__STATED EXERCISE__.
Across the data below, how many lines hold "status"? Answer with that number and nothing else.

__TASK INPUT__.
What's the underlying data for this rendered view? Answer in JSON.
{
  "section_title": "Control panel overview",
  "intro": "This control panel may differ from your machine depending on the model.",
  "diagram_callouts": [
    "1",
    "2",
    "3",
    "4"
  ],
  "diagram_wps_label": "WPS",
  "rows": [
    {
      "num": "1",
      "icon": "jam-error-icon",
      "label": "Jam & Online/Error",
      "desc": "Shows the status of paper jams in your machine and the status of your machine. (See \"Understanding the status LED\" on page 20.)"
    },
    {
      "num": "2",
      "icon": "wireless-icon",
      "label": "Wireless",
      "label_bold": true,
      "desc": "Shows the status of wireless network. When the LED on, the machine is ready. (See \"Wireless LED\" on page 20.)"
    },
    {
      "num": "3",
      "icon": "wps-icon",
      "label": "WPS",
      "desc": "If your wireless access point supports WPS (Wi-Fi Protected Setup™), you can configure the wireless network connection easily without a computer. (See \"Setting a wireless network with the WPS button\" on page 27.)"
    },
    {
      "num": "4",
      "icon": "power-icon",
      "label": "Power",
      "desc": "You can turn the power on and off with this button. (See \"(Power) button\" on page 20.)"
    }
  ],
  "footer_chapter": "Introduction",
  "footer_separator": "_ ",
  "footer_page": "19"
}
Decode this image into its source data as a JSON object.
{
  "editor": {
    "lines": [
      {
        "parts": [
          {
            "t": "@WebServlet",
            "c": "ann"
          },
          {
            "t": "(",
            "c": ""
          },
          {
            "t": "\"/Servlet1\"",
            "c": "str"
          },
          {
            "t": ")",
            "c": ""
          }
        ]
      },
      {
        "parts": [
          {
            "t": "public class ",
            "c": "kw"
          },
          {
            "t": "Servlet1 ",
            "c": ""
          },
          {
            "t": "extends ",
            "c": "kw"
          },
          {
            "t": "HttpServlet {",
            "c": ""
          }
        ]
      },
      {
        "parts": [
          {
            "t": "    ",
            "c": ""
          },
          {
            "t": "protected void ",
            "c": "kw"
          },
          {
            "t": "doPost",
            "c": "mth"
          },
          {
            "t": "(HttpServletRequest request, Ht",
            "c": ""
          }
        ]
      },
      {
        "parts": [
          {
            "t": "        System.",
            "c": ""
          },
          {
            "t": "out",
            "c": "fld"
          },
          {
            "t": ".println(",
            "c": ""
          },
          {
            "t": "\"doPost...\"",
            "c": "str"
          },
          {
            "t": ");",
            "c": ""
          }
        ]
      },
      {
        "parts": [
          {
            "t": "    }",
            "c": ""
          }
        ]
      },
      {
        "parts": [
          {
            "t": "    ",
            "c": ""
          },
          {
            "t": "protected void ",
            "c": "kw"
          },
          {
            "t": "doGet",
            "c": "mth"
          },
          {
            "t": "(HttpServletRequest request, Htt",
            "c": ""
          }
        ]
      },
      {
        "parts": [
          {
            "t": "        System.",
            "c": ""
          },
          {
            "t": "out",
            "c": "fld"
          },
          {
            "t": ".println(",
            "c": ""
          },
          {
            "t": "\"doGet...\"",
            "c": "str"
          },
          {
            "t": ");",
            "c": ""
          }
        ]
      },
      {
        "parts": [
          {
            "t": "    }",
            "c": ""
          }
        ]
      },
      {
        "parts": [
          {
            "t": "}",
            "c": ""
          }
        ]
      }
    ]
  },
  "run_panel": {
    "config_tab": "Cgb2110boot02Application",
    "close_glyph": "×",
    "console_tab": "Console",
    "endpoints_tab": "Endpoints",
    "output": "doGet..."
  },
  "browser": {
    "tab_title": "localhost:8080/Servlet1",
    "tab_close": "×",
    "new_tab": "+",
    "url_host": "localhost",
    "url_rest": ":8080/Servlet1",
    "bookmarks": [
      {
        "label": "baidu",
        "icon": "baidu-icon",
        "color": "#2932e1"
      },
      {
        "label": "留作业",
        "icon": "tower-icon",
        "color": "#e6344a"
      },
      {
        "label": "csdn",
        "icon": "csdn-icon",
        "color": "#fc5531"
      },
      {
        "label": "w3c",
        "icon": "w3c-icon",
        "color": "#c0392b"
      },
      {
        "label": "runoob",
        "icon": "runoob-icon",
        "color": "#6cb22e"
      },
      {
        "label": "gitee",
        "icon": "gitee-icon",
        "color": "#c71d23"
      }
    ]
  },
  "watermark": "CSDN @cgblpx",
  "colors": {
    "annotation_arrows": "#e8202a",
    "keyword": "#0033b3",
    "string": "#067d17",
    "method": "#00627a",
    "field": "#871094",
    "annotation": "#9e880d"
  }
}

__PROBLEM SOLUTION__.
2